• DO THIS: Output each entry that follows exactly. Images stay out.

--- start of SUPPLIED MATERIAL ---

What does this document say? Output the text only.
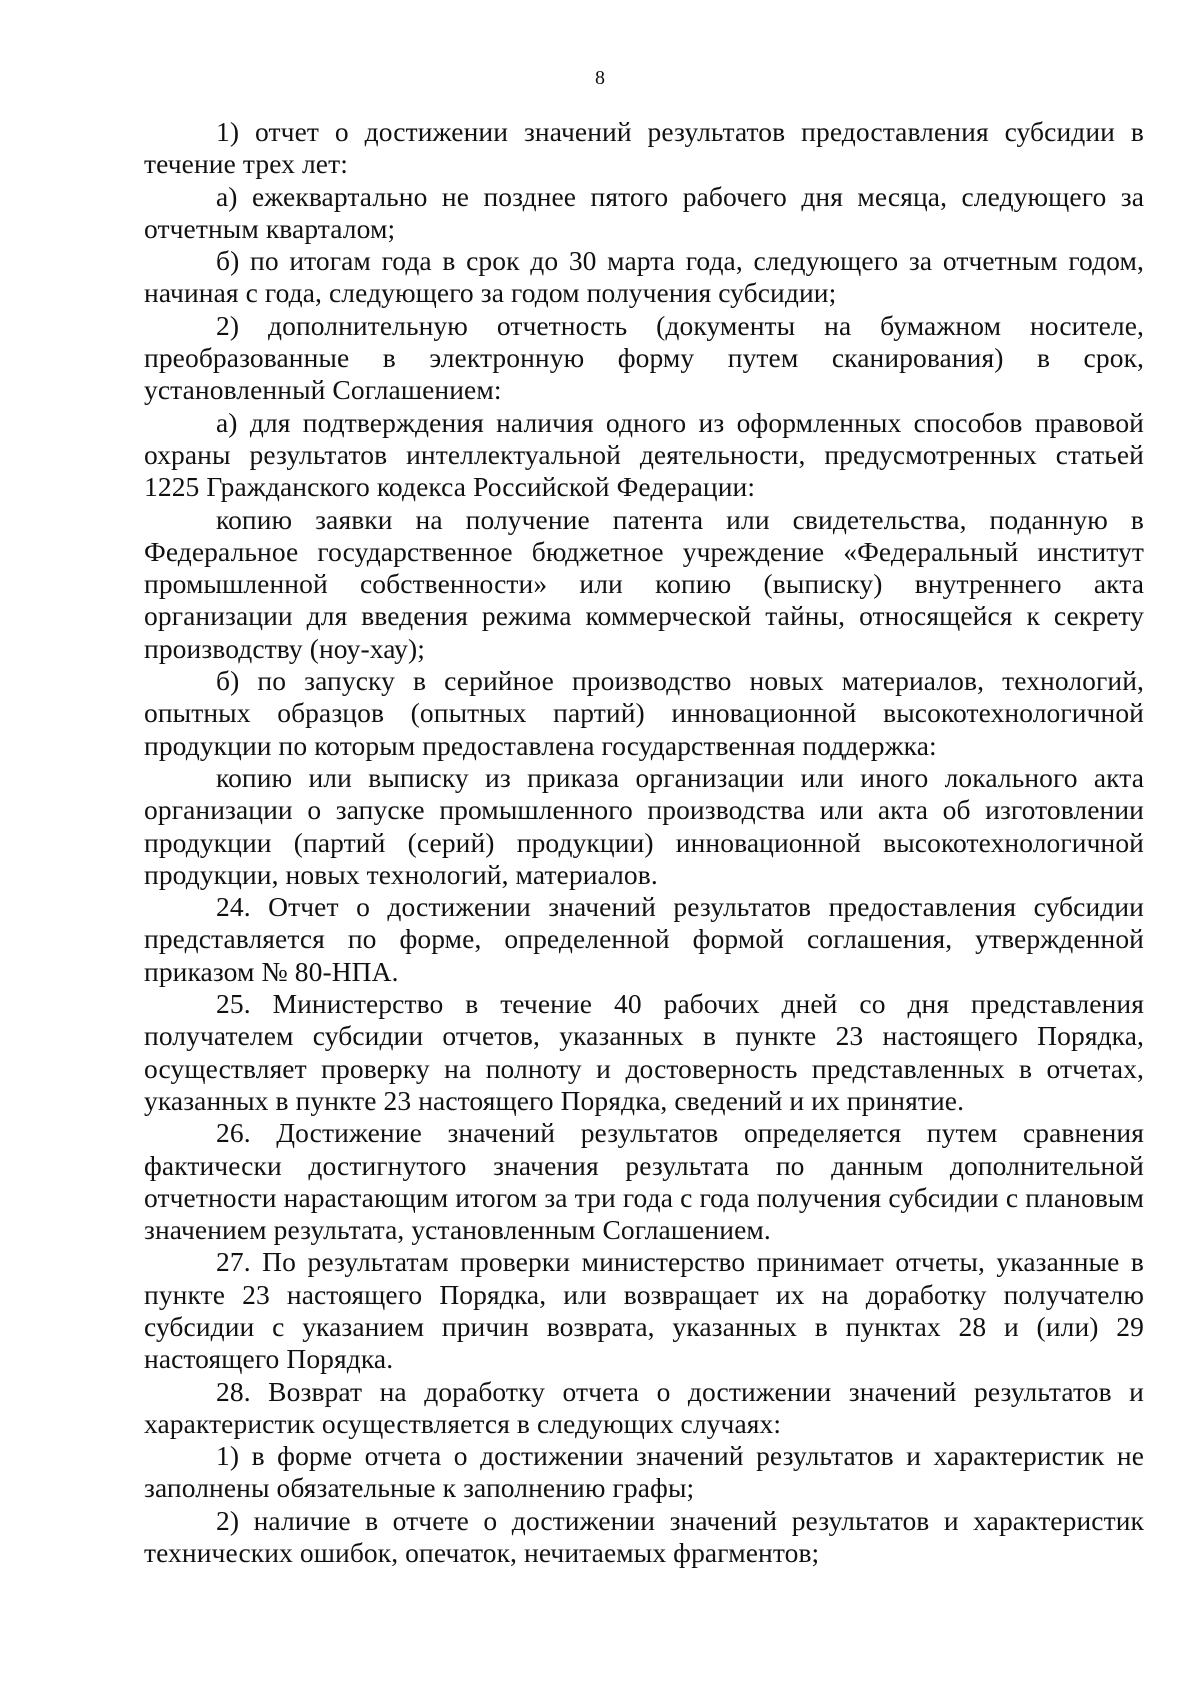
8

1) отчет о достижении значений результатов предоставления субсидии в течение трех лет:

а) ежеквартально не позднее пятого рабочего дня месяца, следующего за отчетным кварталом;

б) по итогам года в срок до 30 марта года, следующего за отчетным годом, начиная с года, следующего за годом получения субсидии;

2) дополнительную отчетность (документы на бумажном носителе, преобразованные в электронную форму путем сканирования) в срок, установленный Соглашением:

а) для подтверждения наличия одного из оформленных способов правовой охраны результатов интеллектуальной деятельности, предусмотренных статьей 1225 Гражданского кодекса Российской Федерации:

копию заявки на получение патента или свидетельства, поданную в Федеральное государственное бюджетное учреждение «Федеральный институт промышленной собственности» или копию (выписку) внутреннего акта организации для введения режима коммерческой тайны, относящейся к секрету производству (ноу-хау);

б) по запуску в серийное производство новых материалов, технологий, опытных образцов (опытных партий) инновационной высокотехнологичной продукции по которым предоставлена государственная поддержка:

копию или выписку из приказа организации или иного локального акта организации о запуске промышленного производства или акта об изготовлении продукции (партий (серий) продукции) инновационной высокотехнологичной продукции, новых технологий, материалов.

24. Отчет о достижении значений результатов предоставления субсидии представляется по форме, определенной формой соглашения, утвержденной приказом № 80-НПА.

25. Министерство в течение 40 рабочих дней со дня представления получателем субсидии отчетов, указанных в пункте 23 настоящего Порядка, осуществляет проверку на полноту и достоверность представленных в отчетах, указанных в пункте 23 настоящего Порядка, сведений и их принятие.

26. Достижение значений результатов определяется путем сравнения фактически достигнутого значения результата по данным дополнительной отчетности нарастающим итогом за три года с года получения субсидии с плановым значением результата, установленным Соглашением.

27. По результатам проверки министерство принимает отчеты, указанные в пункте 23 настоящего Порядка, или возвращает их на доработку получателю субсидии с указанием причин возврата, указанных в пунктах 28 и (или) 29 настоящего Порядка.

28. Возврат на доработку отчета о достижении значений результатов и характеристик осуществляется в следующих случаях:

1) в форме отчета о достижении значений результатов и характеристик не заполнены обязательные к заполнению графы;

2) наличие в отчете о достижении значений результатов и характеристик технических ошибок, опечаток, нечитаемых фрагментов;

--- end of SUPPLIED MATERIAL ---

• OUTPUT FOR THIS EXERCISE:
What does this document say? Output the text only.
8

1) отчет о достижении значений результатов предоставления субсидии в течение трех лет:

а) ежеквартально не позднее пятого рабочего дня месяца, следующего за отчетным кварталом;

б) по итогам года в срок до 30 марта года, следующего за отчетным годом, начиная с года, следующего за годом получения субсидии;

2) дополнительную отчетность (документы на бумажном носителе, преобразованные в электронную форму путем сканирования) в срок, установленный Соглашением:

а) для подтверждения наличия одного из оформленных способов правовой охраны результатов интеллектуальной деятельности, предусмотренных статьей 1225 Гражданского кодекса Российской Федерации:

копию заявки на получение патента или свидетельства, поданную в Федеральное государственное бюджетное учреждение «Федеральный институт промышленной собственности» или копию (выписку) внутреннего акта организации для введения режима коммерческой тайны, относящейся к секрету производству (ноу-хау);

б) по запуску в серийное производство новых материалов, технологий, опытных образцов (опытных партий) инновационной высокотехнологичной продукции по которым предоставлена государственная поддержка:

копию или выписку из приказа организации или иного локального акта организации о запуске промышленного производства или акта об изготовлении продукции (партий (серий) продукции) инновационной высокотехнологичной продукции, новых технологий, материалов.

24. Отчет о достижении значений результатов предоставления субсидии представляется по форме, определенной формой соглашения, утвержденной приказом № 80-НПА.

25. Министерство в течение 40 рабочих дней со дня представления получателем субсидии отчетов, указанных в пункте 23 настоящего Порядка, осуществляет проверку на полноту и достоверность представленных в отчетах, указанных в пункте 23 настоящего Порядка, сведений и их принятие.

26. Достижение значений результатов определяется путем сравнения фактически достигнутого значения результата по данным дополнительной отчетности нарастающим итогом за три года с года получения субсидии с плановым значением результата, установленным Соглашением.

27. По результатам проверки министерство принимает отчеты, указанные в пункте 23 настоящего Порядка, или возвращает их на доработку получателю субсидии с указанием причин возврата, указанных в пунктах 28 и (или) 29 настоящего Порядка.

28. Возврат на доработку отчета о достижении значений результатов и характеристик осуществляется в следующих случаях:

1) в форме отчета о достижении значений результатов и характеристик не заполнены обязательные к заполнению графы;

2) наличие в отчете о достижении значений результатов и характеристик технических ошибок, опечаток, нечитаемых фрагментов;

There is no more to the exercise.